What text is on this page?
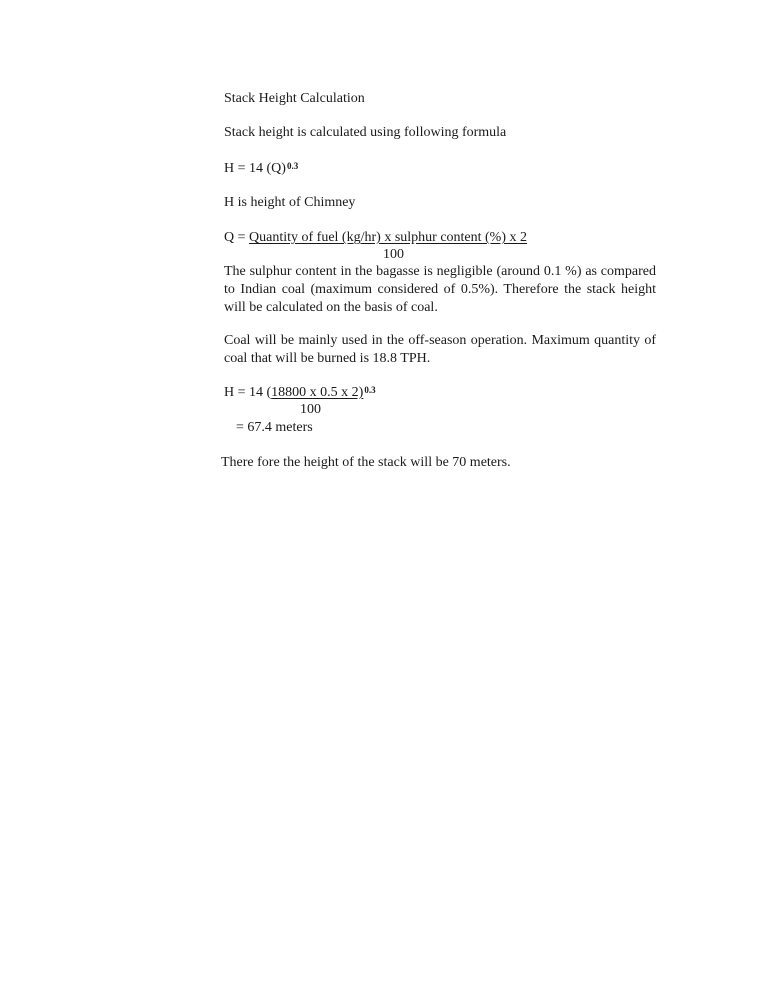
Stack Height Calculation
Stack height is calculated using following formula
H = 14 $(Q)^{0.3}$
H is height of Chimney
Q = Quantity of fuel (kg/hr) x sulphur content (%) x 2
100
The sulphur content in the bagasse is negligible (around 0.1 %) as compared to Indian coal (maximum considered of 0.5%). Therefore the stack height will be calculated on the basis of coal.
Coal will be mainly used in the off-season operation. Maximum quantity of coal that will be burned is 18.8 TPH.
H = 14 (18800 x 0.5 x 2)$^{0.3}$
100
= 67.4 meters
There fore the height of the stack will be 70 meters.
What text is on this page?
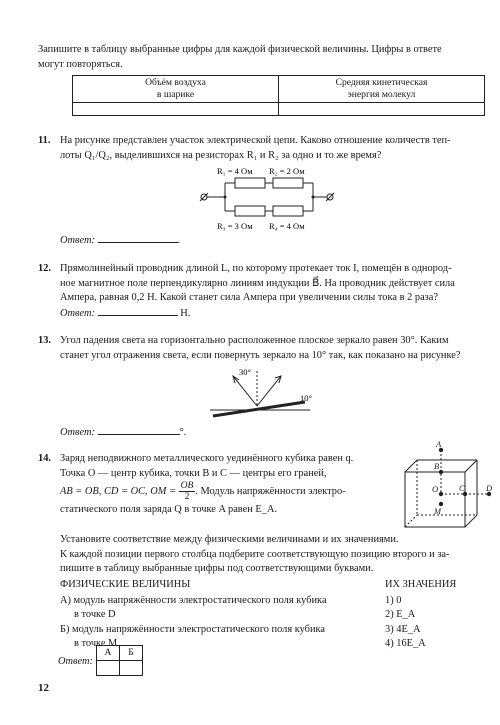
Запишите в таблицу выбранные цифры для каждой физической величины. Цифры в ответе
могут повторяться.
Объём воздуха
в шарике	Средняя кинетическая
энергия молекул

11. На рисунке представлен участок электрической цепи. Каково отношение количеств теп-
лоты Q₁/Q₂, выделившихся на резисторах R₁ и R₂ за одно и то же время?
R₁ = 4 Ом R₂ = 2 Ом
R₃ = 3 Ом R₄ = 4 Ом
Ответ:	.
12. Прямолинейный проводник длиной L, по которому протекает ток I, помещён в однород-
ное магнитное поле перпендикулярно линиям индукции B⃗. На проводник действует сила
Ампера, равная 0,2 Н. Какой станет сила Ампера при увеличении силы тока в 2 раза?
Ответ:	Н.
13. Угол падения света на горизонтально расположенное плоское зеркало равен 30°. Каким
станет угол отражения света, если повернуть зеркало на 10° так, как показано на рисунке?
30°
10°
Ответ:	°.
14. Заряд неподвижного металлического уединённого кубика равен q.
Точка O — центр кубика, точки B и C — центры его граней,
AB = OB, CD = OC, OM = $\frac{OB}{2}$ . Модуль напряжённости электро-
статического поля заряда Q в точке A равен E_A.
A
B
O C	D
M
Установите соответствие между физическими величинами и их значениями.
К каждой позиции первого столбца подберите соответствующую позицию второго и за-
пишите в таблицу выбранные цифры под соответствующими буквами.
ФИЗИЧЕСКИЕ ВЕЛИЧИНЫ
А) модуль напряжённости электростатического поля кубика
в точке D
Б) модуль напряжённости электростатического поля кубика
в точке M
ИХ ЗНАЧЕНИЯ
1) 0
2) E_A
3) 4E_A
4) 16E_A
Ответ:
А	Б

12
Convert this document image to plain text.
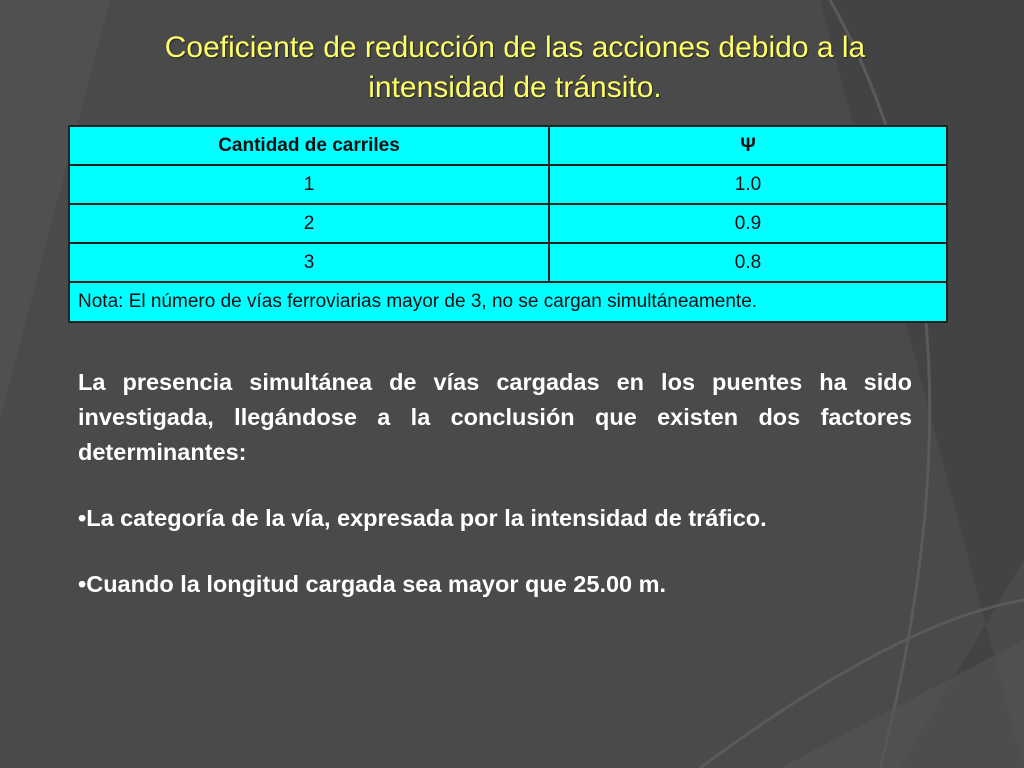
Coeficiente de reducción de las acciones debido a la
intensidad de tránsito.
Cantidad de carriles	Ψ
1	1.0
2	0.9
3	0.8
Nota: El número de vías ferroviarias mayor de 3, no se cargan simultáneamente.	

La presencia simultánea de vías cargadas en los puentes ha sido investigada, llegándose a la conclusión que existen dos factores determinantes:

•La categoría de la vía, expresada por la intensidad de tráfico.

•Cuando la longitud cargada sea mayor que 25.00 m.
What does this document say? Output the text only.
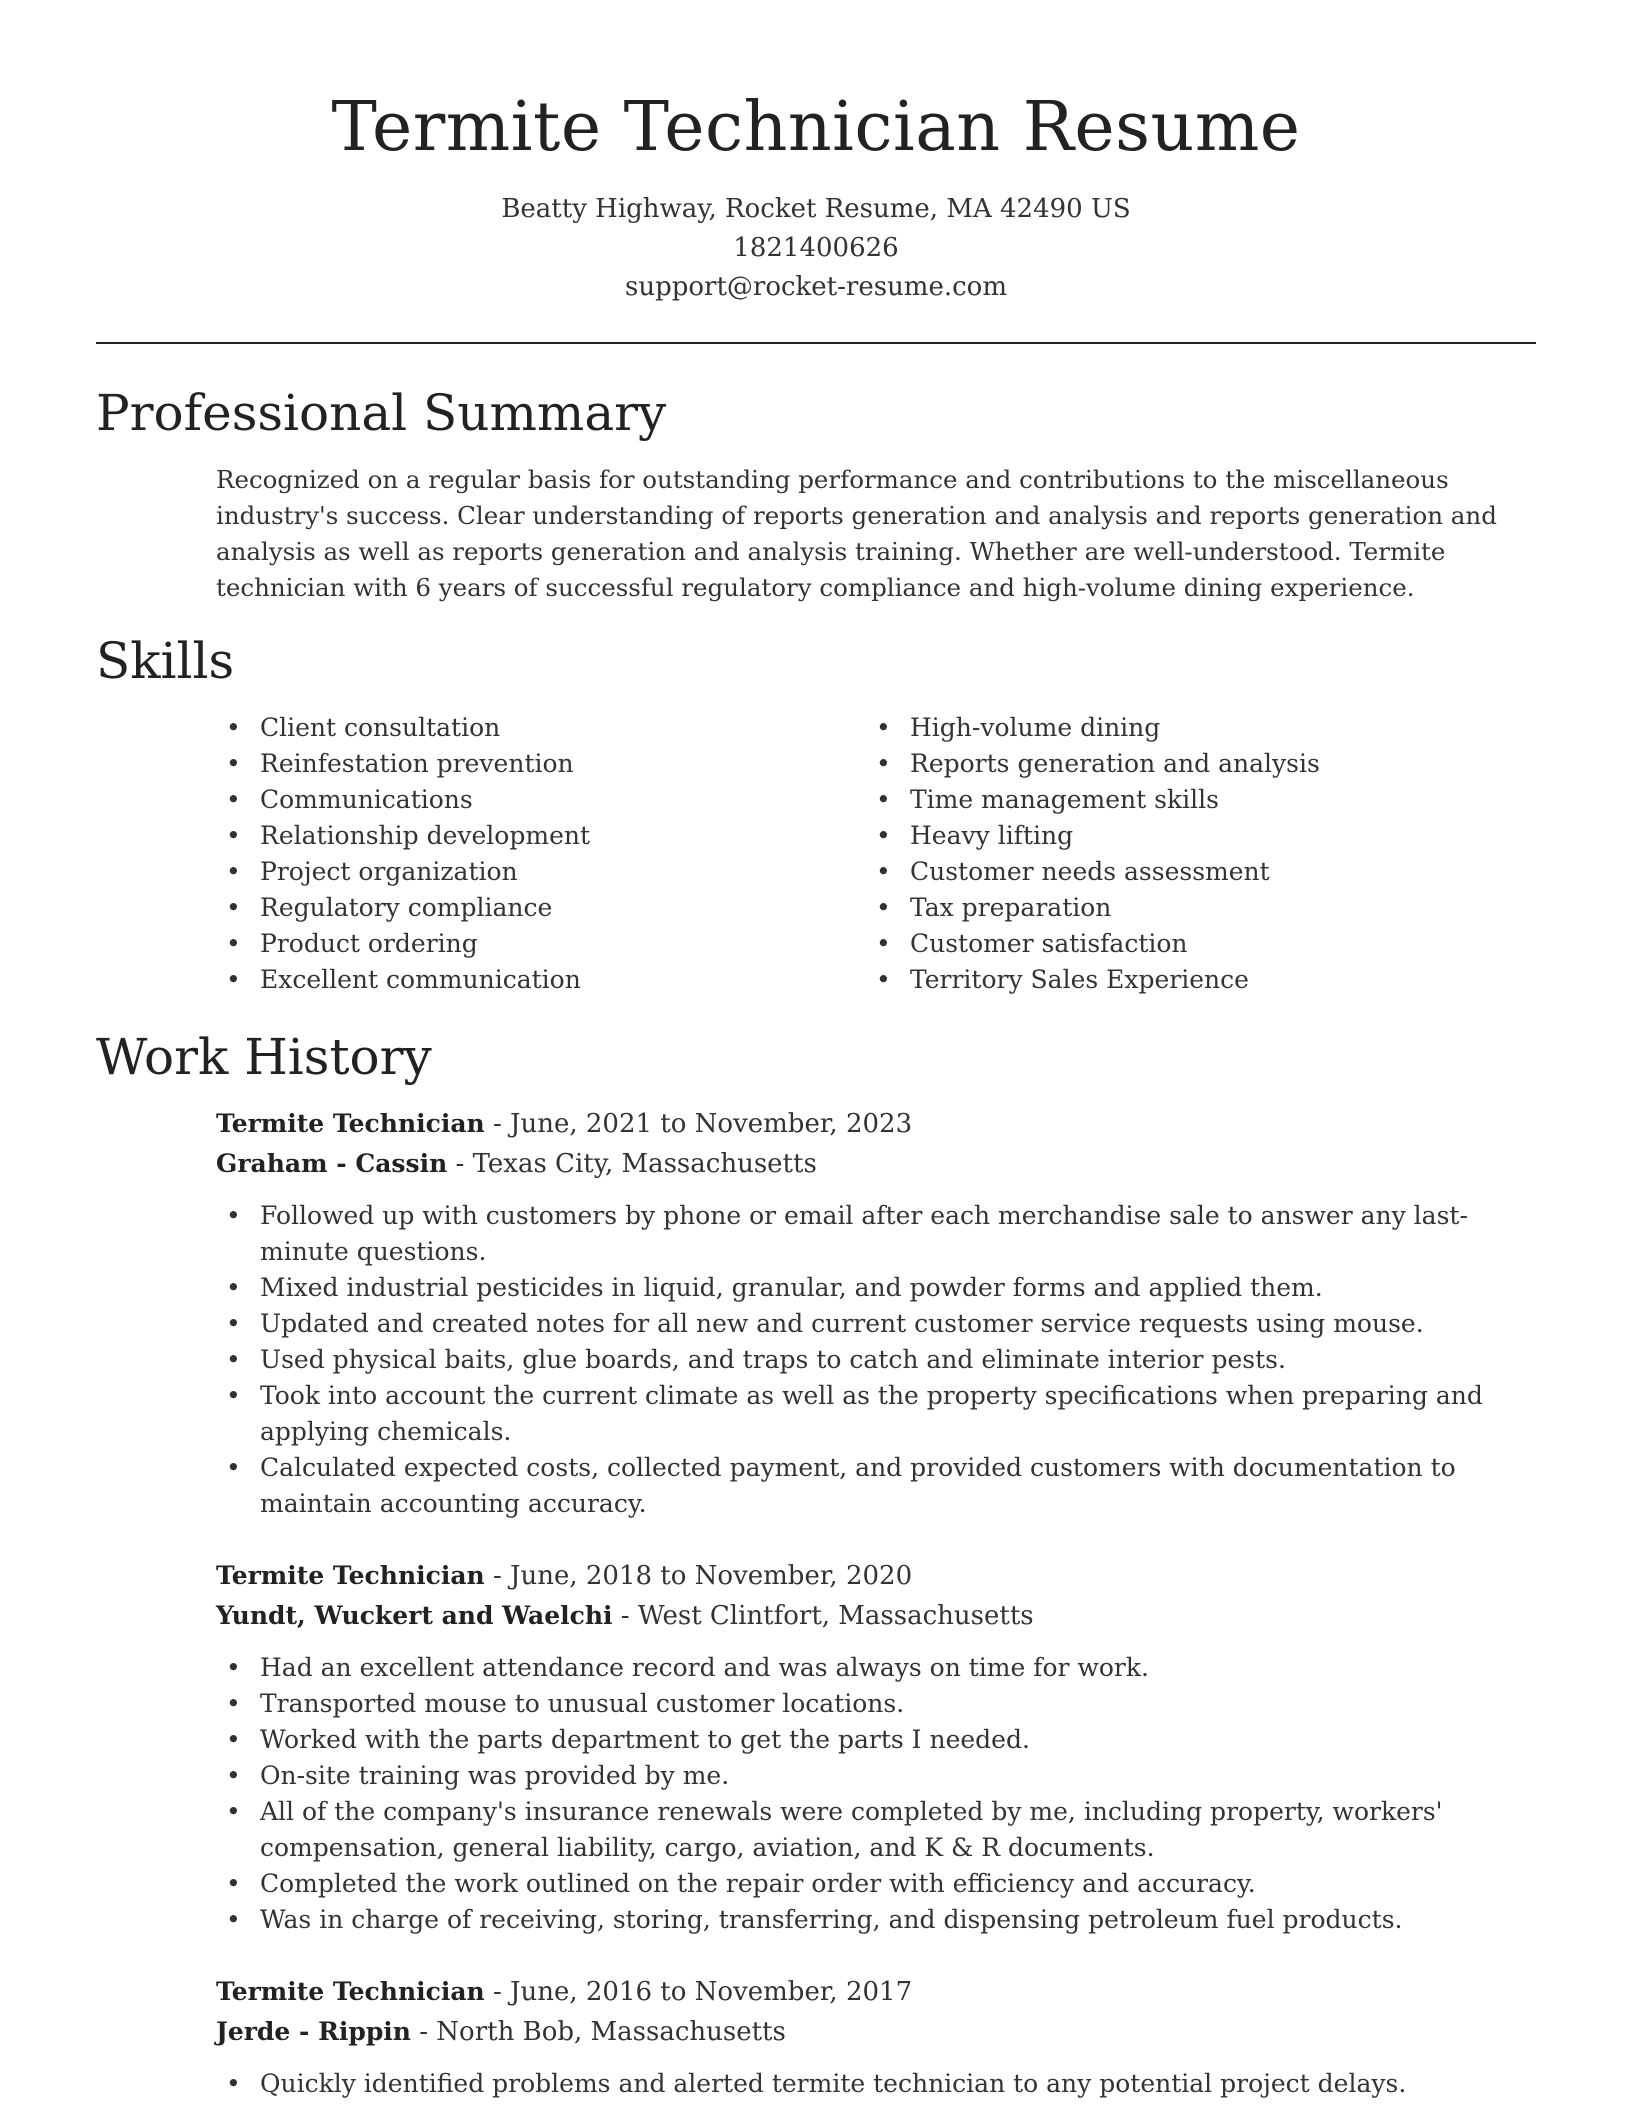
Termite Technician Resume
Beatty Highway, Rocket Resume, MA 42490 US
1821400626
support@rocket-resume.com
Professional Summary

Recognized on a regular basis for outstanding performance and contributions to the miscellaneous industry's success. Clear understanding of reports generation and analysis and reports generation and analysis as well as reports generation and analysis training. Whether are well-understood. Termite technician with 6 years of successful regulatory compliance and high-volume dining experience.

Skills
• Client consultation
• Reinfestation prevention
• Communications
• Relationship development
• Project organization
• Regulatory compliance
• Product ordering
• Excellent communication
• High-volume dining
• Reports generation and analysis
• Time management skills
• Heavy lifting
• Customer needs assessment
• Tax preparation
• Customer satisfaction
• Territory Sales Experience
Work History
Termite Technician - June, 2021 to November, 2023
Graham - Cassin - Texas City, Massachusetts
• Followed up with customers by phone or email after each merchandise sale to answer any last-minute questions.
• Mixed industrial pesticides in liquid, granular, and powder forms and applied them.
• Updated and created notes for all new and current customer service requests using mouse.
• Used physical baits, glue boards, and traps to catch and eliminate interior pests.
• Took into account the current climate as well as the property specifications when preparing and applying chemicals.
• Calculated expected costs, collected payment, and provided customers with documentation to maintain accounting accuracy.
Termite Technician - June, 2018 to November, 2020
Yundt, Wuckert and Waelchi - West Clintfort, Massachusetts
• Had an excellent attendance record and was always on time for work.
• Transported mouse to unusual customer locations.
• Worked with the parts department to get the parts I needed.
• On-site training was provided by me.
• All of the company's insurance renewals were completed by me, including property, workers' compensation, general liability, cargo, aviation, and K & R documents.
• Completed the work outlined on the repair order with efficiency and accuracy.
• Was in charge of receiving, storing, transferring, and dispensing petroleum fuel products.
Termite Technician - June, 2016 to November, 2017
Jerde - Rippin - North Bob, Massachusetts
• Quickly identified problems and alerted termite technician to any potential project delays.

*****

Your answer should be one number: how many lines in the material above contain the string "provided".

## [FULL OUTPUT]
2